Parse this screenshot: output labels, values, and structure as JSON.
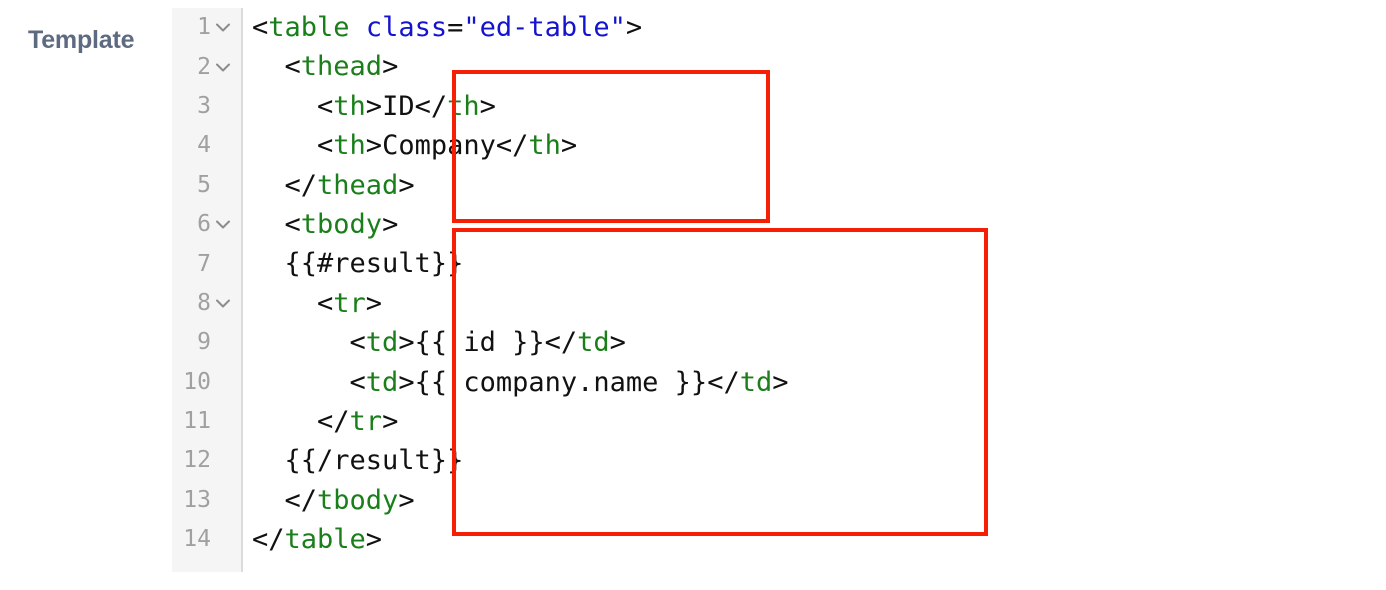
{
  "panel": {
    "label": "Template"
  },
  "editor": {
    "language": "html",
    "fold_chevron_icon": "chevron-down-icon",
    "gutter_line_numbers": [
      "1",
      "2",
      "3",
      "4",
      "5",
      "6",
      "7",
      "8",
      "9",
      "10",
      "11",
      "12",
      "13",
      "14"
    ],
    "foldable_lines": [
      1,
      2,
      6,
      8
    ],
    "lines": [
      {
        "number": "1",
        "foldable": true,
        "text": "<table class=\"ed-table\">",
        "tokens": [
          {
            "t": "punc",
            "v": "<"
          },
          {
            "t": "tag",
            "v": "table"
          },
          {
            "t": "punc",
            "v": " "
          },
          {
            "t": "attr",
            "v": "class"
          },
          {
            "t": "punc",
            "v": "="
          },
          {
            "t": "str",
            "v": "\"ed-table\""
          },
          {
            "t": "punc",
            "v": ">"
          }
        ]
      },
      {
        "number": "2",
        "foldable": true,
        "text": "  <thead>",
        "tokens": [
          {
            "t": "punc",
            "v": "  <"
          },
          {
            "t": "tag",
            "v": "thead"
          },
          {
            "t": "punc",
            "v": ">"
          }
        ]
      },
      {
        "number": "3",
        "foldable": false,
        "text": "    <th>ID</th>",
        "tokens": [
          {
            "t": "punc",
            "v": "    <"
          },
          {
            "t": "tag",
            "v": "th"
          },
          {
            "t": "punc",
            "v": ">"
          },
          {
            "t": "txt",
            "v": "ID"
          },
          {
            "t": "punc",
            "v": "</"
          },
          {
            "t": "tag",
            "v": "th"
          },
          {
            "t": "punc",
            "v": ">"
          }
        ]
      },
      {
        "number": "4",
        "foldable": false,
        "text": "    <th>Company</th>",
        "tokens": [
          {
            "t": "punc",
            "v": "    <"
          },
          {
            "t": "tag",
            "v": "th"
          },
          {
            "t": "punc",
            "v": ">"
          },
          {
            "t": "txt",
            "v": "Company"
          },
          {
            "t": "punc",
            "v": "</"
          },
          {
            "t": "tag",
            "v": "th"
          },
          {
            "t": "punc",
            "v": ">"
          }
        ]
      },
      {
        "number": "5",
        "foldable": false,
        "text": "  </thead>",
        "tokens": [
          {
            "t": "punc",
            "v": "  </"
          },
          {
            "t": "tag",
            "v": "thead"
          },
          {
            "t": "punc",
            "v": ">"
          }
        ]
      },
      {
        "number": "6",
        "foldable": true,
        "text": "  <tbody>",
        "tokens": [
          {
            "t": "punc",
            "v": "  <"
          },
          {
            "t": "tag",
            "v": "tbody"
          },
          {
            "t": "punc",
            "v": ">"
          }
        ]
      },
      {
        "number": "7",
        "foldable": false,
        "text": "  {{#result}}",
        "tokens": [
          {
            "t": "moust",
            "v": "  {{#result}}"
          }
        ]
      },
      {
        "number": "8",
        "foldable": true,
        "text": "    <tr>",
        "tokens": [
          {
            "t": "punc",
            "v": "    <"
          },
          {
            "t": "tag",
            "v": "tr"
          },
          {
            "t": "punc",
            "v": ">"
          }
        ]
      },
      {
        "number": "9",
        "foldable": false,
        "text": "      <td>{{ id }}</td>",
        "tokens": [
          {
            "t": "punc",
            "v": "      <"
          },
          {
            "t": "tag",
            "v": "td"
          },
          {
            "t": "punc",
            "v": ">"
          },
          {
            "t": "moust",
            "v": "{{ id }}"
          },
          {
            "t": "punc",
            "v": "</"
          },
          {
            "t": "tag",
            "v": "td"
          },
          {
            "t": "punc",
            "v": ">"
          }
        ]
      },
      {
        "number": "10",
        "foldable": false,
        "text": "      <td>{{ company.name }}</td>",
        "tokens": [
          {
            "t": "punc",
            "v": "      <"
          },
          {
            "t": "tag",
            "v": "td"
          },
          {
            "t": "punc",
            "v": ">"
          },
          {
            "t": "moust",
            "v": "{{ company.name }}"
          },
          {
            "t": "punc",
            "v": "</"
          },
          {
            "t": "tag",
            "v": "td"
          },
          {
            "t": "punc",
            "v": ">"
          }
        ]
      },
      {
        "number": "11",
        "foldable": false,
        "text": "    </tr>",
        "tokens": [
          {
            "t": "punc",
            "v": "    </"
          },
          {
            "t": "tag",
            "v": "tr"
          },
          {
            "t": "punc",
            "v": ">"
          }
        ]
      },
      {
        "number": "12",
        "foldable": false,
        "text": "  {{/result}}",
        "tokens": [
          {
            "t": "moust",
            "v": "  {{/result}}"
          }
        ]
      },
      {
        "number": "13",
        "foldable": false,
        "text": "  </tbody>",
        "tokens": [
          {
            "t": "punc",
            "v": "  </"
          },
          {
            "t": "tag",
            "v": "tbody"
          },
          {
            "t": "punc",
            "v": ">"
          }
        ]
      },
      {
        "number": "14",
        "foldable": false,
        "text": "</table>",
        "tokens": [
          {
            "t": "punc",
            "v": "</"
          },
          {
            "t": "tag",
            "v": "table"
          },
          {
            "t": "punc",
            "v": ">"
          }
        ]
      }
    ]
  },
  "annotations": [
    {
      "id": "annot-thead",
      "name": "thead-highlight-box",
      "covers_lines": [
        "2",
        "3",
        "4",
        "5"
      ],
      "color": "#f41f05"
    },
    {
      "id": "annot-tbody",
      "name": "tbody-highlight-box",
      "covers_lines": [
        "6",
        "7",
        "8",
        "9",
        "10",
        "11",
        "12",
        "13"
      ],
      "color": "#f41f05"
    }
  ],
  "colors": {
    "background": "#ffffff",
    "gutter_background": "#f5f5f5",
    "gutter_border": "#dcdcdc",
    "line_number": "#a0a0a0",
    "label_text": "#5d6a80",
    "tag": "#1a7f1a",
    "attribute": "#1414cf",
    "string": "#1414cf",
    "punctuation": "#111111",
    "text": "#111111",
    "annotation": "#f41f05"
  }
}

^^^^^^^^^^^^^^^^

▸ YOUR INSTRUCTIONS:
Except for the pictures, copy the material above exactly.

▸ FINISHED TASK:
Parse this screenshot: output labels, values, and structure as JSON.
{
  "panel": {
    "label": "Template"
  },
  "editor": {
    "language": "html",
    "fold_chevron_icon": "chevron-down-icon",
    "gutter_line_numbers": [
      "1",
      "2",
      "3",
      "4",
      "5",
      "6",
      "7",
      "8",
      "9",
      "10",
      "11",
      "12",
      "13",
      "14"
    ],
    "foldable_lines": [
      1,
      2,
      6,
      8
    ],
    "lines": [
      {
        "number": "1",
        "foldable": true,
        "text": "<table class=\"ed-table\">",
        "tokens": [
          {
            "t": "punc",
            "v": "<"
          },
          {
            "t": "tag",
            "v": "table"
          },
          {
            "t": "punc",
            "v": " "
          },
          {
            "t": "attr",
            "v": "class"
          },
          {
            "t": "punc",
            "v": "="
          },
          {
            "t": "str",
            "v": "\"ed-table\""
          },
          {
            "t": "punc",
            "v": ">"
          }
        ]
      },
      {
        "number": "2",
        "foldable": true,
        "text": "  <thead>",
        "tokens": [
          {
            "t": "punc",
            "v": "  <"
          },
          {
            "t": "tag",
            "v": "thead"
          },
          {
            "t": "punc",
            "v": ">"
          }
        ]
      },
      {
        "number": "3",
        "foldable": false,
        "text": "    <th>ID</th>",
        "tokens": [
          {
            "t": "punc",
            "v": "    <"
          },
          {
            "t": "tag",
            "v": "th"
          },
          {
            "t": "punc",
            "v": ">"
          },
          {
            "t": "txt",
            "v": "ID"
          },
          {
            "t": "punc",
            "v": "</"
          },
          {
            "t": "tag",
            "v": "th"
          },
          {
            "t": "punc",
            "v": ">"
          }
        ]
      },
      {
        "number": "4",
        "foldable": false,
        "text": "    <th>Company</th>",
        "tokens": [
          {
            "t": "punc",
            "v": "    <"
          },
          {
            "t": "tag",
            "v": "th"
          },
          {
            "t": "punc",
            "v": ">"
          },
          {
            "t": "txt",
            "v": "Company"
          },
          {
            "t": "punc",
            "v": "</"
          },
          {
            "t": "tag",
            "v": "th"
          },
          {
            "t": "punc",
            "v": ">"
          }
        ]
      },
      {
        "number": "5",
        "foldable": false,
        "text": "  </thead>",
        "tokens": [
          {
            "t": "punc",
            "v": "  </"
          },
          {
            "t": "tag",
            "v": "thead"
          },
          {
            "t": "punc",
            "v": ">"
          }
        ]
      },
      {
        "number": "6",
        "foldable": true,
        "text": "  <tbody>",
        "tokens": [
          {
            "t": "punc",
            "v": "  <"
          },
          {
            "t": "tag",
            "v": "tbody"
          },
          {
            "t": "punc",
            "v": ">"
          }
        ]
      },
      {
        "number": "7",
        "foldable": false,
        "text": "  {{#result}}",
        "tokens": [
          {
            "t": "moust",
            "v": "  {{#result}}"
          }
        ]
      },
      {
        "number": "8",
        "foldable": true,
        "text": "    <tr>",
        "tokens": [
          {
            "t": "punc",
            "v": "    <"
          },
          {
            "t": "tag",
            "v": "tr"
          },
          {
            "t": "punc",
            "v": ">"
          }
        ]
      },
      {
        "number": "9",
        "foldable": false,
        "text": "      <td>{{ id }}</td>",
        "tokens": [
          {
            "t": "punc",
            "v": "      <"
          },
          {
            "t": "tag",
            "v": "td"
          },
          {
            "t": "punc",
            "v": ">"
          },
          {
            "t": "moust",
            "v": "{{ id }}"
          },
          {
            "t": "punc",
            "v": "</"
          },
          {
            "t": "tag",
            "v": "td"
          },
          {
            "t": "punc",
            "v": ">"
          }
        ]
      },
      {
        "number": "10",
        "foldable": false,
        "text": "      <td>{{ company.name }}</td>",
        "tokens": [
          {
            "t": "punc",
            "v": "      <"
          },
          {
            "t": "tag",
            "v": "td"
          },
          {
            "t": "punc",
            "v": ">"
          },
          {
            "t": "moust",
            "v": "{{ company.name }}"
          },
          {
            "t": "punc",
            "v": "</"
          },
          {
            "t": "tag",
            "v": "td"
          },
          {
            "t": "punc",
            "v": ">"
          }
        ]
      },
      {
        "number": "11",
        "foldable": false,
        "text": "    </tr>",
        "tokens": [
          {
            "t": "punc",
            "v": "    </"
          },
          {
            "t": "tag",
            "v": "tr"
          },
          {
            "t": "punc",
            "v": ">"
          }
        ]
      },
      {
        "number": "12",
        "foldable": false,
        "text": "  {{/result}}",
        "tokens": [
          {
            "t": "moust",
            "v": "  {{/result}}"
          }
        ]
      },
      {
        "number": "13",
        "foldable": false,
        "text": "  </tbody>",
        "tokens": [
          {
            "t": "punc",
            "v": "  </"
          },
          {
            "t": "tag",
            "v": "tbody"
          },
          {
            "t": "punc",
            "v": ">"
          }
        ]
      },
      {
        "number": "14",
        "foldable": false,
        "text": "</table>",
        "tokens": [
          {
            "t": "punc",
            "v": "</"
          },
          {
            "t": "tag",
            "v": "table"
          },
          {
            "t": "punc",
            "v": ">"
          }
        ]
      }
    ]
  },
  "annotations": [
    {
      "id": "annot-thead",
      "name": "thead-highlight-box",
      "covers_lines": [
        "2",
        "3",
        "4",
        "5"
      ],
      "color": "#f41f05"
    },
    {
      "id": "annot-tbody",
      "name": "tbody-highlight-box",
      "covers_lines": [
        "6",
        "7",
        "8",
        "9",
        "10",
        "11",
        "12",
        "13"
      ],
      "color": "#f41f05"
    }
  ],
  "colors": {
    "background": "#ffffff",
    "gutter_background": "#f5f5f5",
    "gutter_border": "#dcdcdc",
    "line_number": "#a0a0a0",
    "label_text": "#5d6a80",
    "tag": "#1a7f1a",
    "attribute": "#1414cf",
    "string": "#1414cf",
    "punctuation": "#111111",
    "text": "#111111",
    "annotation": "#f41f05"
  }
}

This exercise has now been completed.